(Your objective): Without omitting anything, return the records precisely as given.

(Data for processing):
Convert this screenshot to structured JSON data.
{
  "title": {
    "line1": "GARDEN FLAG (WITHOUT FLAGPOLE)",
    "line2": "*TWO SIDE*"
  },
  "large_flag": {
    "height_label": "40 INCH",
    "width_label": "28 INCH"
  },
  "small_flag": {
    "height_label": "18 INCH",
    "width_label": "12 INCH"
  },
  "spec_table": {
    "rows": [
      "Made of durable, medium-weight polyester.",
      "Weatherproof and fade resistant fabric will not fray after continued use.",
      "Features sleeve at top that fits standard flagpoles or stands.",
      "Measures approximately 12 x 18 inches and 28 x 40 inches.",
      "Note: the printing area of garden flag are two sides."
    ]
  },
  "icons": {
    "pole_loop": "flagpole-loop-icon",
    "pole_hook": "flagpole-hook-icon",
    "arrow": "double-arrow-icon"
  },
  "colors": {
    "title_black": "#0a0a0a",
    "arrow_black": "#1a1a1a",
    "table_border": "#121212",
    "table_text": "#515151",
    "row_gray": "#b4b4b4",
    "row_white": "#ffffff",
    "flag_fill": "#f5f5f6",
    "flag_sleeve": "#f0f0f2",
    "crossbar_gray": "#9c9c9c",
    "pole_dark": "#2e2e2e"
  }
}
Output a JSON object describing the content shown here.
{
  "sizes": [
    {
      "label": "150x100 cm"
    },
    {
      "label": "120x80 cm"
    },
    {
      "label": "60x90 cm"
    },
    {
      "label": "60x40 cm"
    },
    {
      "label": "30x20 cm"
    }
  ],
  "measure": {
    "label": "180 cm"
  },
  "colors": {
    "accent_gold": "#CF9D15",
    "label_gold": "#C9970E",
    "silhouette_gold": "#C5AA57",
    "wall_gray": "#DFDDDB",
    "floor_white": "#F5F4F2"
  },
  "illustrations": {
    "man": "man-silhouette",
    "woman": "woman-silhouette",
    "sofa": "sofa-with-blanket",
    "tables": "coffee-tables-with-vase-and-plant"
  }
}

(Solution for this exercise):
Convert this screenshot to structured JSON data.
{
  "title": {
    "line1": "GARDEN FLAG (WITHOUT FLAGPOLE)",
    "line2": "*TWO SIDE*"
  },
  "large_flag": {
    "height_label": "40 INCH",
    "width_label": "28 INCH"
  },
  "small_flag": {
    "height_label": "18 INCH",
    "width_label": "12 INCH"
  },
  "spec_table": {
    "rows": [
      "Made of durable, medium-weight polyester.",
      "Weatherproof and fade resistant fabric will not fray after continued use.",
      "Features sleeve at top that fits standard flagpoles or stands.",
      "Measures approximately 12 x 18 inches and 28 x 40 inches.",
      "Note: the printing area of garden flag are two sides."
    ]
  },
  "icons": {
    "pole_loop": "flagpole-loop-icon",
    "pole_hook": "flagpole-hook-icon",
    "arrow": "double-arrow-icon"
  },
  "colors": {
    "title_black": "#0a0a0a",
    "arrow_black": "#1a1a1a",
    "table_border": "#121212",
    "table_text": "#515151",
    "row_gray": "#b4b4b4",
    "row_white": "#ffffff",
    "flag_fill": "#f5f5f6",
    "flag_sleeve": "#f0f0f2",
    "crossbar_gray": "#9c9c9c",
    "pole_dark": "#2e2e2e"
  }
}
Output a JSON object describing the content shown here.
{
  "sizes": [
    {
      "label": "150x100 cm"
    },
    {
      "label": "120x80 cm"
    },
    {
      "label": "60x90 cm"
    },
    {
      "label": "60x40 cm"
    },
    {
      "label": "30x20 cm"
    }
  ],
  "measure": {
    "label": "180 cm"
  },
  "colors": {
    "accent_gold": "#CF9D15",
    "label_gold": "#C9970E",
    "silhouette_gold": "#C5AA57",
    "wall_gray": "#DFDDDB",
    "floor_white": "#F5F4F2"
  },
  "illustrations": {
    "man": "man-silhouette",
    "woman": "woman-silhouette",
    "sofa": "sofa-with-blanket",
    "tables": "coffee-tables-with-vase-and-plant"
  }
}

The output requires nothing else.